SUPPLIED RECORDS:
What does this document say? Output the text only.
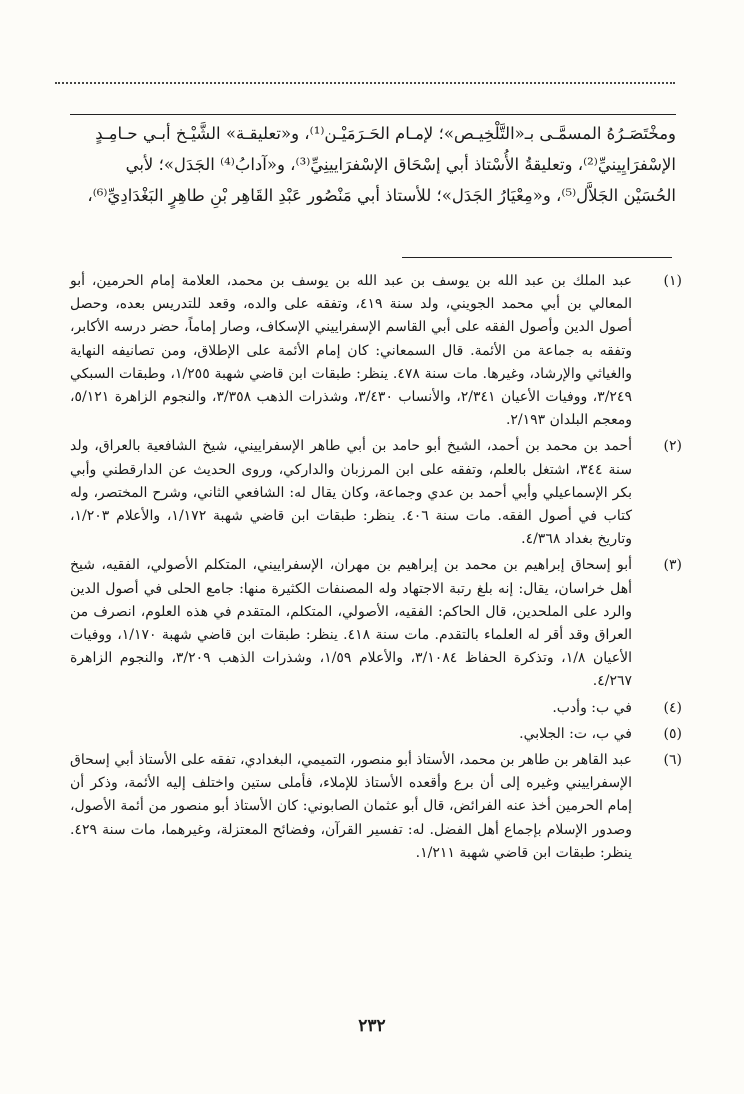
ومخْتَصَـرُهُ المسمَّـى بـ«التَّلْخِيـص»؛ لإمـام الحَـرَمَيْـن⁽¹⁾، و«تعليقـة» الشَّيْـخ أبـي حـامِـدٍ

الإسْفرَايِينيِّ⁽²⁾، وتعليقةُ الأُسْتاذ أبي إسْحَاق الإسْفرَايينِيِّ⁽³⁾، و«آدابُ⁽⁴⁾ الجَدَل»؛ لأبي

الحُسَيْن الجَلاَّل⁽⁵⁾، و«مِعْيَارُ الجَدَل»؛ للأستاذ أبي مَنْصُور عَبْدِ القَاهِر بْنِ طاهِرٍ البَغْدَادِيِّ⁽⁶⁾،

(١)
عبد الملك بن عبد الله بن يوسف بن عبد الله بن يوسف بن محمد، العلامة إمام الحرمين، أبو المعالي بن أبي محمد الجويني، ولد سنة ٤١٩، وتفقه على والده، وقعد للتدريس بعده، وحصل أصول الدين وأصول الفقه على أبي القاسم الإسفراييني الإسكاف، وصار إماماً، حضر درسه الأكابر، وتفقه به جماعة من الأئمة. قال السمعاني: كان إمام الأئمة على الإطلاق، ومن تصانيفه النهاية والغياثي والإرشاد، وغيرها. مات سنة ٤٧٨. ينظر: طبقات ابن قاضي شهبة ١/٢٥٥، وطبقات السبكي ٣/٢٤٩، ووفيات الأعيان ٢/٣٤١، والأنساب ٣/٤٣٠، وشذرات الذهب ٣/٣٥٨، والنجوم الزاهرة ٥/١٢١، ومعجم البلدان ٢/١٩٣.
(٢)
أحمد بن محمد بن أحمد، الشيخ أبو حامد بن أبي طاهر الإسفراييني، شيخ الشافعية بالعراق، ولد سنة ٣٤٤، اشتغل بالعلم، وتفقه على ابن المرزبان والداركي، وروى الحديث عن الدارقطني وأبي بكر الإسماعيلي وأبي أحمد بن عدي وجماعة، وكان يقال له: الشافعي الثاني، وشرح المختصر، وله كتاب في أصول الفقه. مات سنة ٤٠٦. ينظر: طبقات ابن قاضي شهبة ١/١٧٢، والأعلام ١/٢٠٣، وتاريخ بغداد ٤/٣٦٨.
(٣)
أبو إسحاق إبراهيم بن محمد بن إبراهيم بن مهران، الإسفراييني، المتكلم الأصولي، الفقيه، شيخ أهل خراسان، يقال: إنه بلغ رتبة الاجتهاد وله المصنفات الكثيرة منها: جامع الحلى في أصول الدين والرد على الملحدين، قال الحاكم: الفقيه، الأصولي، المتكلم، المتقدم في هذه العلوم، انصرف من العراق وقد أقر له العلماء بالتقدم. مات سنة ٤١٨. ينظر: طبقات ابن قاضي شهبة ١/١٧٠، ووفيات الأعيان ١/٨، وتذكرة الحفاظ ٣/١٠٨٤، والأعلام ١/٥٩، وشذرات الذهب ٣/٢٠٩، والنجوم الزاهرة ٤/٢٦٧.
(٤)
في ب: وأدب.
(٥)
في ب، ت: الجلابي.
(٦)
عبد القاهر بن طاهر بن محمد، الأستاذ أبو منصور، التميمي، البغدادي، تفقه على الأستاذ أبي إسحاق الإسفراييني وغيره إلى أن برع وأقعده الأستاذ للإملاء، فأملى ستين واختلف إليه الأئمة، وذكر أن إمام الحرمين أخذ عنه الفرائض، قال أبو عثمان الصابوني: كان الأستاذ أبو منصور من أئمة الأصول، وصدور الإسلام بإجماع أهل الفضل. له: تفسير القرآن، وفضائح المعتزلة، وغيرهما، مات سنة ٤٢٩. ينظر: طبقات ابن قاضي شهبة ١/٢١١.
٢٣٢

DIRECTIONS:
Copy out all of the data word for word. Do not carry over any picture.

ANSWER FOR THE TASK:
What does this document say? Output the text only.
ومخْتَصَـرُهُ المسمَّـى بـ«التَّلْخِيـص»؛ لإمـام الحَـرَمَيْـن⁽¹⁾، و«تعليقـة» الشَّيْـخ أبـي حـامِـدٍ

الإسْفرَايِينيِّ⁽²⁾، وتعليقةُ الأُسْتاذ أبي إسْحَاق الإسْفرَايينِيِّ⁽³⁾، و«آدابُ⁽⁴⁾ الجَدَل»؛ لأبي

الحُسَيْن الجَلاَّل⁽⁵⁾، و«مِعْيَارُ الجَدَل»؛ للأستاذ أبي مَنْصُور عَبْدِ القَاهِر بْنِ طاهِرٍ البَغْدَادِيِّ⁽⁶⁾،

(١)
عبد الملك بن عبد الله بن يوسف بن عبد الله بن يوسف بن محمد، العلامة إمام الحرمين، أبو المعالي بن أبي محمد الجويني، ولد سنة ٤١٩، وتفقه على والده، وقعد للتدريس بعده، وحصل أصول الدين وأصول الفقه على أبي القاسم الإسفراييني الإسكاف، وصار إماماً، حضر درسه الأكابر، وتفقه به جماعة من الأئمة. قال السمعاني: كان إمام الأئمة على الإطلاق، ومن تصانيفه النهاية والغياثي والإرشاد، وغيرها. مات سنة ٤٧٨. ينظر: طبقات ابن قاضي شهبة ١/٢٥٥، وطبقات السبكي ٣/٢٤٩، ووفيات الأعيان ٢/٣٤١، والأنساب ٣/٤٣٠، وشذرات الذهب ٣/٣٥٨، والنجوم الزاهرة ٥/١٢١، ومعجم البلدان ٢/١٩٣.
(٢)
أحمد بن محمد بن أحمد، الشيخ أبو حامد بن أبي طاهر الإسفراييني، شيخ الشافعية بالعراق، ولد سنة ٣٤٤، اشتغل بالعلم، وتفقه على ابن المرزبان والداركي، وروى الحديث عن الدارقطني وأبي بكر الإسماعيلي وأبي أحمد بن عدي وجماعة، وكان يقال له: الشافعي الثاني، وشرح المختصر، وله كتاب في أصول الفقه. مات سنة ٤٠٦. ينظر: طبقات ابن قاضي شهبة ١/١٧٢، والأعلام ١/٢٠٣، وتاريخ بغداد ٤/٣٦٨.
(٣)
أبو إسحاق إبراهيم بن محمد بن إبراهيم بن مهران، الإسفراييني، المتكلم الأصولي، الفقيه، شيخ أهل خراسان، يقال: إنه بلغ رتبة الاجتهاد وله المصنفات الكثيرة منها: جامع الحلى في أصول الدين والرد على الملحدين، قال الحاكم: الفقيه، الأصولي، المتكلم، المتقدم في هذه العلوم، انصرف من العراق وقد أقر له العلماء بالتقدم. مات سنة ٤١٨. ينظر: طبقات ابن قاضي شهبة ١/١٧٠، ووفيات الأعيان ١/٨، وتذكرة الحفاظ ٣/١٠٨٤، والأعلام ١/٥٩، وشذرات الذهب ٣/٢٠٩، والنجوم الزاهرة ٤/٢٦٧.
(٤)
في ب: وأدب.
(٥)
في ب، ت: الجلابي.
(٦)
عبد القاهر بن طاهر بن محمد، الأستاذ أبو منصور، التميمي، البغدادي، تفقه على الأستاذ أبي إسحاق الإسفراييني وغيره إلى أن برع وأقعده الأستاذ للإملاء، فأملى ستين واختلف إليه الأئمة، وذكر أن إمام الحرمين أخذ عنه الفرائض، قال أبو عثمان الصابوني: كان الأستاذ أبو منصور من أئمة الأصول، وصدور الإسلام بإجماع أهل الفضل. له: تفسير القرآن، وفضائح المعتزلة، وغيرهما، مات سنة ٤٢٩. ينظر: طبقات ابن قاضي شهبة ١/٢١١.
٢٣٢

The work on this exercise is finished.